**Article:**
Enumerate all files in the archive:
C#
using (var container = new ZipContainer(stream))
{
for(int i = 0; i < container.Entities.Count; i++)
{
Console.WriteLine("Name: " + container.Entities[i].Name);
Console.WriteLine("Path: " + container.Entities[i].Path.ToString());
Console.WriteLine("Media type: " + container.Entities[i].MediaType);
}
}
Read the concrete file:
C#
using (var container = new ZipContainer(stream))
{
using (TextExtractor extractor = extractorFactory.CreateTextExtractor(container.Entities[index].OpenStream())
{
Console.WriteLine(extractor.ExtractAll());
}
}
Implement the ability to search a text
This feature allows to search text in documents.
Public API changes
Added ISearchable interface.
Added ISearchHandler interface.
Added ISearchEngine interface.
Added SearchResult class
Added SearchOptions class.
Added SearchHighlightOptions class.
Added ContainsSearchHandler and ListSearchHandler classes.
C#
using (WordsTextExtractor extractor = new WordsTextExtractor(@"document.docx"))
{
ListSearchHandler handler = new ListSearchHandler();
extractor.Search(new SearchOptions(new SearchHighlightOptions(10)), handler, null, new string[] { "test text", "keyword" });
if (handler.List.Count == 0)
{
Console.WriteLine("Not found");
}
else
{
for (int i = 0; i < handler.List.Count; i++)
{
Console.Write(handler.List[i].LeftText);
Console.Write("_");
Console.Write(handler.List[i].FoundText);
Console.Write("_");
Console.Write(handler.List[i].RightText);
Console.WriteLine("---");
}
}
}
Implement the ability to extract highlight
This feature allows to extract highlights from documents.
Public API changes
Added IHighlightExtractor interface.
Added HighlightOptions class.
Added HighlightDirection enum.
C#
using (WordsTextExtractor extractor = new WordsTextExtractor(@"document.docx"))
{
IList<string> highlights = extractor.ExtractHighlights(
HighlightOptions.CreateFixedLength(HighlightDirection.Left, 15, 10),
HighlightOptions.CreateFixedLength(HighlightDirection.Right, 20, 10));
for (int i = 0; i < highlights.Count; i++)
{
Console.WriteLine(highlights[i]);
}
}
Implement the ability to open password-protected OneNote sections
This feature allows to open password-protected OneNote sections.
C#
var loadOptions = new LoadOptions();
loadOptions.Password = "123456";
using (var extractor = new NoteTextExtractor("password-protected.one", loadOptions))
{
Console.WriteLine(extractor.ExtractAll());
}

**Short exercise a:** In the records, copy out the lines from the one holding "Patent image size: (1369, 957)." through the one holding "The insert molding", both included.
The text and the records have no connection to each other.

[Data items]
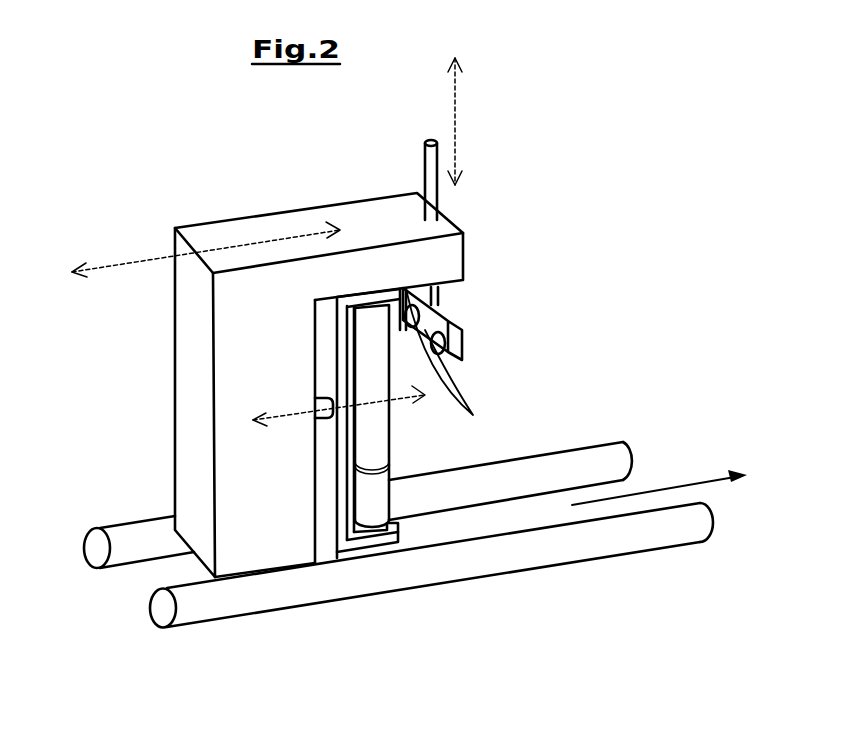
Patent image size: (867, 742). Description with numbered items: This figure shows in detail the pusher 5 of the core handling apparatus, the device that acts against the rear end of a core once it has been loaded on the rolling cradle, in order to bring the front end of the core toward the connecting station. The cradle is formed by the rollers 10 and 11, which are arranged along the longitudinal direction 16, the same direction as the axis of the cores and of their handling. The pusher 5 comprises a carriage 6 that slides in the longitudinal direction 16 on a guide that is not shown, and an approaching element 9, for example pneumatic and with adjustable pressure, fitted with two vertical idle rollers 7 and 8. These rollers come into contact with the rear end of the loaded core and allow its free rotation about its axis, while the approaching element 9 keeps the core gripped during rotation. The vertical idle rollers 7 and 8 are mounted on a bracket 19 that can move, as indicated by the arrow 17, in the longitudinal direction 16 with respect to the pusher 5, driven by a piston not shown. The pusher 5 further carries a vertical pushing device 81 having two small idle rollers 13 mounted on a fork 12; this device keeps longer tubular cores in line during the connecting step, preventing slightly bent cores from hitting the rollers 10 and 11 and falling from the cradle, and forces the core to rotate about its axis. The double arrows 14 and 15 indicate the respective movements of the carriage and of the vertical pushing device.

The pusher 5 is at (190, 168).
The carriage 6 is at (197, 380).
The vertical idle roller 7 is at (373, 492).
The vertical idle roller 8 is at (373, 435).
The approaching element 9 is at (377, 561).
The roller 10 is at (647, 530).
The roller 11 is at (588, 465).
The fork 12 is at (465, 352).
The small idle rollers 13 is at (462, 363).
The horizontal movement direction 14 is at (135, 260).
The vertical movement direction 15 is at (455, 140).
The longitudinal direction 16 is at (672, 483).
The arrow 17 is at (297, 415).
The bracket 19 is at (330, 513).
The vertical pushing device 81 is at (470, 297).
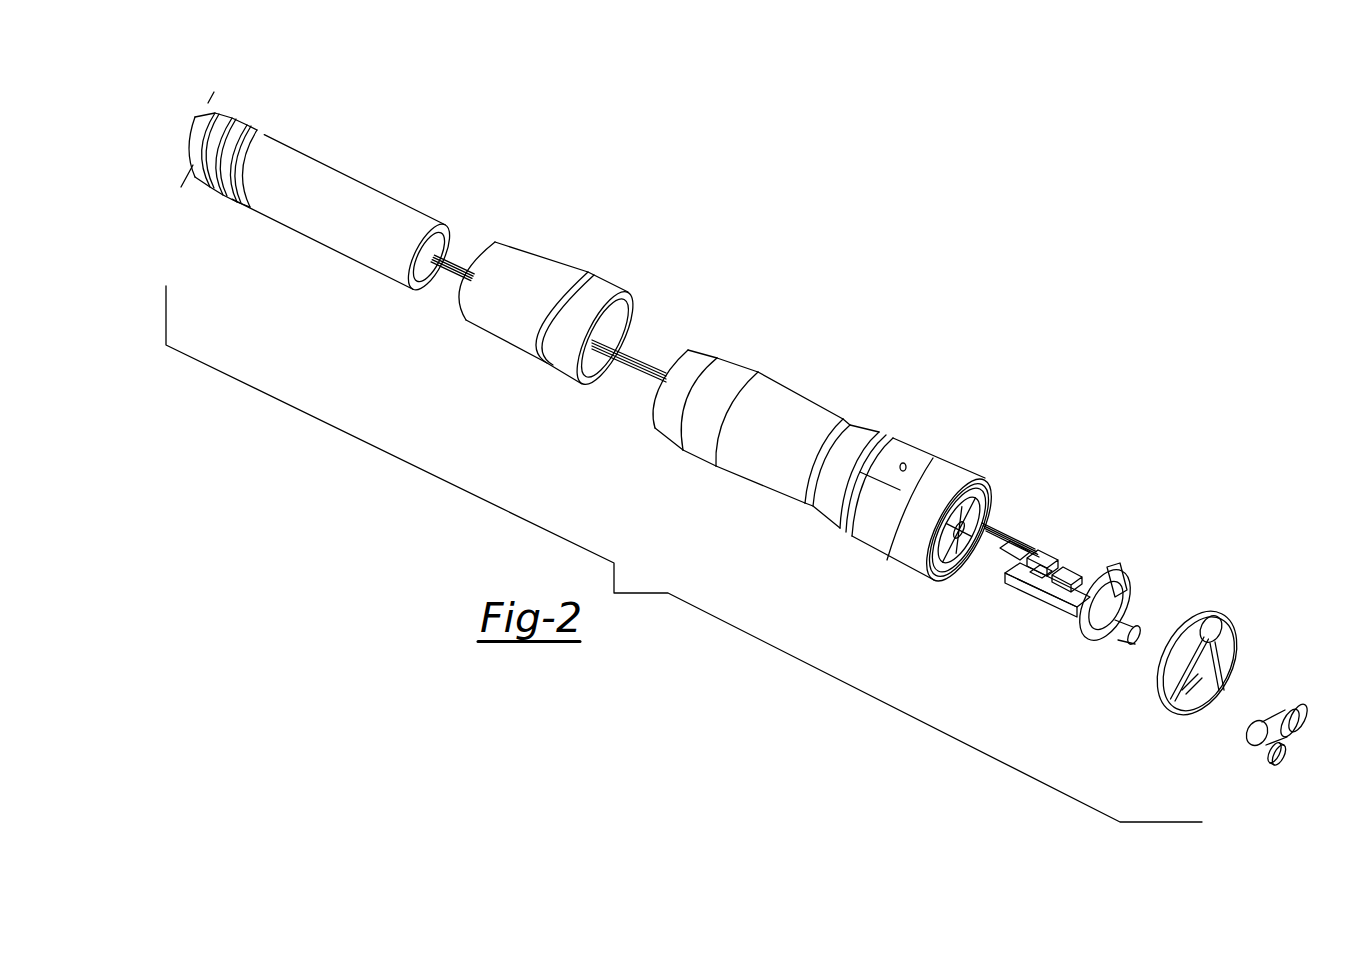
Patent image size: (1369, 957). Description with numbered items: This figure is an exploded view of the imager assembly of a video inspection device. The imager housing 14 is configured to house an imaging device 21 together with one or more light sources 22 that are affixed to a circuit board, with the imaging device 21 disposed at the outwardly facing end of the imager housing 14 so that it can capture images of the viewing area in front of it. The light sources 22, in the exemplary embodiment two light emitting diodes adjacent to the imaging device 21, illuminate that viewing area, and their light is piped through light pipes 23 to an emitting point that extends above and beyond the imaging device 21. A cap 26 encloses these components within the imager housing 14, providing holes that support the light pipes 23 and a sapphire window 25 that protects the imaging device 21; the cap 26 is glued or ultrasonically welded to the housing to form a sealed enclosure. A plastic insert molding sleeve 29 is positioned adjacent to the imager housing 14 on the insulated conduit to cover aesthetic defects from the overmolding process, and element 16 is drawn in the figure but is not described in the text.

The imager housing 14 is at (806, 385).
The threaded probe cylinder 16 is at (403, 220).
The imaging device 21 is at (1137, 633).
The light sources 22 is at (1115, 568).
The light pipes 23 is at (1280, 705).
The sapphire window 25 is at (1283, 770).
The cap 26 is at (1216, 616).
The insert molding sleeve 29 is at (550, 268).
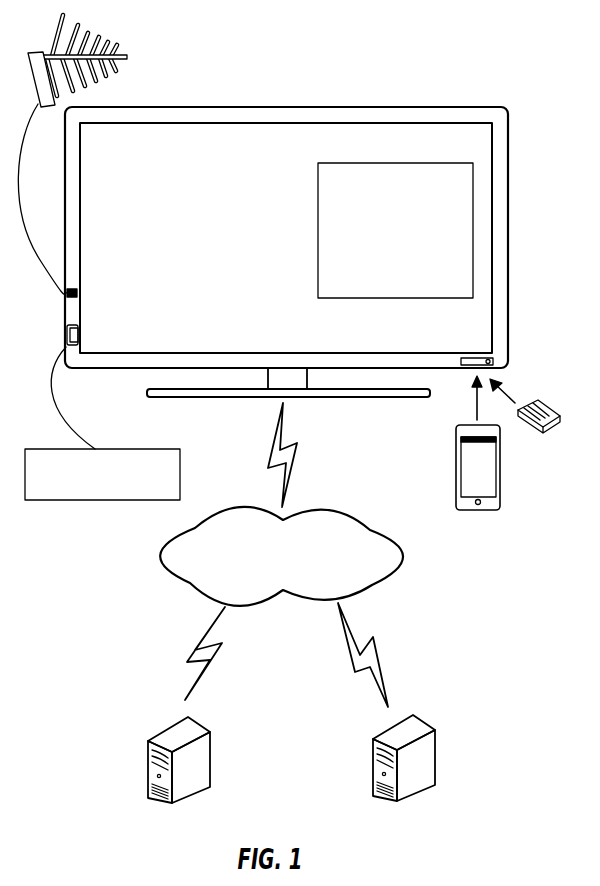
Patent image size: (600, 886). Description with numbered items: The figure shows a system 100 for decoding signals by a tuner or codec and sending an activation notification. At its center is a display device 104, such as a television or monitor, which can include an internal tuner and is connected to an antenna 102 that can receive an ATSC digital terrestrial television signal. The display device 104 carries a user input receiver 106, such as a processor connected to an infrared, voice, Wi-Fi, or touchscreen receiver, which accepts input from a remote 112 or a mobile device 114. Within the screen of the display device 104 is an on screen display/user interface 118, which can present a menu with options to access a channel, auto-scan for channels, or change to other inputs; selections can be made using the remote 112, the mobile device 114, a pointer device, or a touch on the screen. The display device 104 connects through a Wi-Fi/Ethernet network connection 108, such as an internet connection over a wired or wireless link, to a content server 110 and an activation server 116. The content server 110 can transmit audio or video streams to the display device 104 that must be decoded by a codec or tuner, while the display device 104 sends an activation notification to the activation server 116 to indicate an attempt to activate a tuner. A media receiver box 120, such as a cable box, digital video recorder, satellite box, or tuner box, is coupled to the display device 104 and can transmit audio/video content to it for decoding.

**Short exercise b:** Name every interface that the text-extraction API notes say was added.

**Task solution a:**
Patent image size: (1369, 957). Description with numbered items: This figure is an exploded view of the imager assembly of a video inspection device. The imager housing 14 is configured to house an imaging device 21 together with one or more light sources 22 that are affixed to a circuit board, with the imaging device 21 disposed at the outwardly facing end of the imager housing 14 so that it can capture images of the viewing area in front of it. The light sources 22, in the exemplary embodiment two light emitting diodes adjacent to the imaging device 21, illuminate that viewing area, and their light is piped through light pipes 23 to an emitting point that extends above and beyond the imaging device 21. A cap 26 encloses these components within the imager housing 14, providing holes that support the light pipes 23 and a sapphire window 25 that protects the imaging device 21; the cap 26 is glued or ultrasonically welded to the housing to form a sealed enclosure. A plastic insert molding sleeve 29 is positioned adjacent to the imager housing 14 on the insulated conduit to cover aesthetic defects from the overmolding process, and element 16 is drawn in the figure but is not described in the text.

The imager housing 14 is at (806, 385).
The threaded probe cylinder 16 is at (403, 220).
The imaging device 21 is at (1137, 633).
The light sources 22 is at (1115, 568).
The light pipes 23 is at (1280, 705).
The sapphire window 25 is at (1283, 770).
The cap 26 is at (1216, 616).
The insert molding sleeve 29 is at (550, 268).

**Task solution b:** ISearchable, ISearchHandler, ISearchEngine, IHighlightExtractor